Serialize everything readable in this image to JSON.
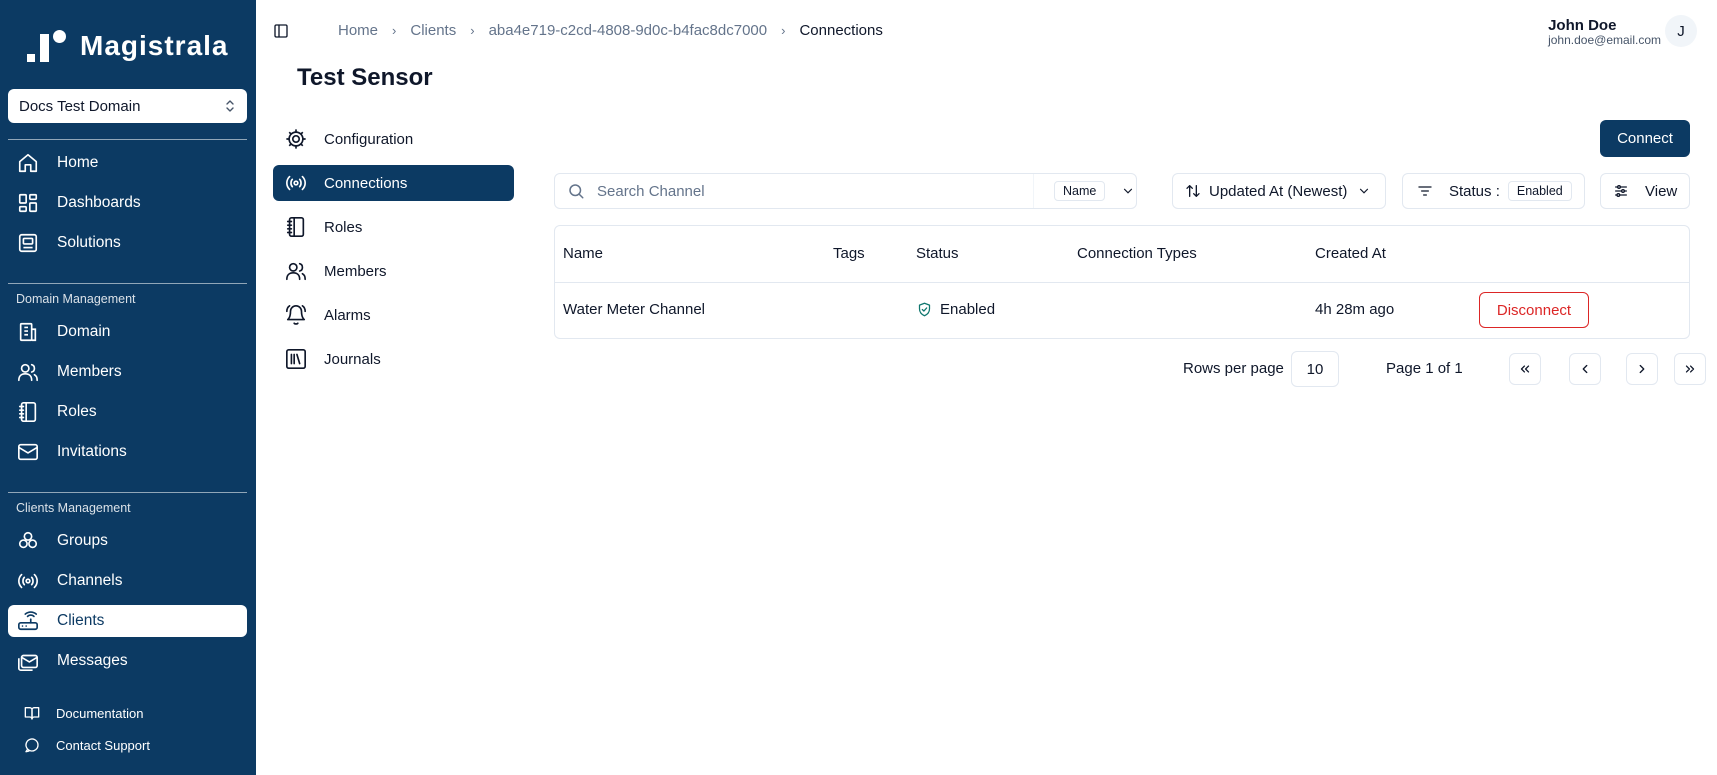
{
  "app": {
    "brand": "Magistrala",
    "domain_selector": "Docs Test Domain"
  },
  "sidebar": {
    "main_items": [
      {
        "label": "Home",
        "icon": "home-icon"
      },
      {
        "label": "Dashboards",
        "icon": "dashboard-icon"
      },
      {
        "label": "Solutions",
        "icon": "solutions-icon"
      }
    ],
    "domain_section_label": "Domain Management",
    "domain_items": [
      {
        "label": "Domain",
        "icon": "building-icon"
      },
      {
        "label": "Members",
        "icon": "users-icon"
      },
      {
        "label": "Roles",
        "icon": "notebook-icon"
      },
      {
        "label": "Invitations",
        "icon": "mail-icon"
      }
    ],
    "clients_section_label": "Clients Management",
    "clients_items": [
      {
        "label": "Groups",
        "icon": "groups-icon"
      },
      {
        "label": "Channels",
        "icon": "radio-icon"
      },
      {
        "label": "Clients",
        "icon": "router-icon",
        "active": true
      },
      {
        "label": "Messages",
        "icon": "messages-icon"
      }
    ],
    "footer_items": [
      {
        "label": "Documentation",
        "icon": "book-icon"
      },
      {
        "label": "Contact Support",
        "icon": "chat-icon"
      }
    ]
  },
  "header": {
    "breadcrumb": [
      "Home",
      "Clients",
      "aba4e719-c2cd-4808-9d0c-b4fac8dc7000",
      "Connections"
    ],
    "user": {
      "name": "John Doe",
      "email": "john.doe@email.com",
      "initial": "J"
    }
  },
  "page": {
    "title": "Test Sensor"
  },
  "subnav": [
    {
      "label": "Configuration",
      "icon": "cog-icon"
    },
    {
      "label": "Connections",
      "icon": "radio-icon",
      "active": true
    },
    {
      "label": "Roles",
      "icon": "notebook-icon"
    },
    {
      "label": "Members",
      "icon": "users-icon"
    },
    {
      "label": "Alarms",
      "icon": "bell-ring-icon"
    },
    {
      "label": "Journals",
      "icon": "library-icon"
    }
  ],
  "toolbar": {
    "connect_label": "Connect",
    "search_placeholder": "Search Channel",
    "search_field": "Name",
    "sort_label": "Updated At (Newest)",
    "status_label": "Status :",
    "status_value": "Enabled",
    "view_label": "View"
  },
  "table": {
    "columns": [
      "Name",
      "Tags",
      "Status",
      "Connection Types",
      "Created At"
    ],
    "rows": [
      {
        "name": "Water Meter Channel",
        "tags": "",
        "status": "Enabled",
        "connection_types": "",
        "created_at": "4h 28m ago",
        "action": "Disconnect"
      }
    ]
  },
  "pagination": {
    "rows_per_page_label": "Rows per page",
    "rows_per_page": "10",
    "page_label": "Page 1 of 1"
  },
  "colors": {
    "primary": "#0c3a63",
    "danger": "#dc2626",
    "success": "#0f766e"
  }
}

* * * * * * *

> [Exercise directions]: Go through the entries above and print each one exactly, minus the pictures.

> [Reply]:
Serialize everything readable in this image to JSON.
{
  "app": {
    "brand": "Magistrala",
    "domain_selector": "Docs Test Domain"
  },
  "sidebar": {
    "main_items": [
      {
        "label": "Home",
        "icon": "home-icon"
      },
      {
        "label": "Dashboards",
        "icon": "dashboard-icon"
      },
      {
        "label": "Solutions",
        "icon": "solutions-icon"
      }
    ],
    "domain_section_label": "Domain Management",
    "domain_items": [
      {
        "label": "Domain",
        "icon": "building-icon"
      },
      {
        "label": "Members",
        "icon": "users-icon"
      },
      {
        "label": "Roles",
        "icon": "notebook-icon"
      },
      {
        "label": "Invitations",
        "icon": "mail-icon"
      }
    ],
    "clients_section_label": "Clients Management",
    "clients_items": [
      {
        "label": "Groups",
        "icon": "groups-icon"
      },
      {
        "label": "Channels",
        "icon": "radio-icon"
      },
      {
        "label": "Clients",
        "icon": "router-icon",
        "active": true
      },
      {
        "label": "Messages",
        "icon": "messages-icon"
      }
    ],
    "footer_items": [
      {
        "label": "Documentation",
        "icon": "book-icon"
      },
      {
        "label": "Contact Support",
        "icon": "chat-icon"
      }
    ]
  },
  "header": {
    "breadcrumb": [
      "Home",
      "Clients",
      "aba4e719-c2cd-4808-9d0c-b4fac8dc7000",
      "Connections"
    ],
    "user": {
      "name": "John Doe",
      "email": "john.doe@email.com",
      "initial": "J"
    }
  },
  "page": {
    "title": "Test Sensor"
  },
  "subnav": [
    {
      "label": "Configuration",
      "icon": "cog-icon"
    },
    {
      "label": "Connections",
      "icon": "radio-icon",
      "active": true
    },
    {
      "label": "Roles",
      "icon": "notebook-icon"
    },
    {
      "label": "Members",
      "icon": "users-icon"
    },
    {
      "label": "Alarms",
      "icon": "bell-ring-icon"
    },
    {
      "label": "Journals",
      "icon": "library-icon"
    }
  ],
  "toolbar": {
    "connect_label": "Connect",
    "search_placeholder": "Search Channel",
    "search_field": "Name",
    "sort_label": "Updated At (Newest)",
    "status_label": "Status :",
    "status_value": "Enabled",
    "view_label": "View"
  },
  "table": {
    "columns": [
      "Name",
      "Tags",
      "Status",
      "Connection Types",
      "Created At"
    ],
    "rows": [
      {
        "name": "Water Meter Channel",
        "tags": "",
        "status": "Enabled",
        "connection_types": "",
        "created_at": "4h 28m ago",
        "action": "Disconnect"
      }
    ]
  },
  "pagination": {
    "rows_per_page_label": "Rows per page",
    "rows_per_page": "10",
    "page_label": "Page 1 of 1"
  },
  "colors": {
    "primary": "#0c3a63",
    "danger": "#dc2626",
    "success": "#0f766e"
  }
}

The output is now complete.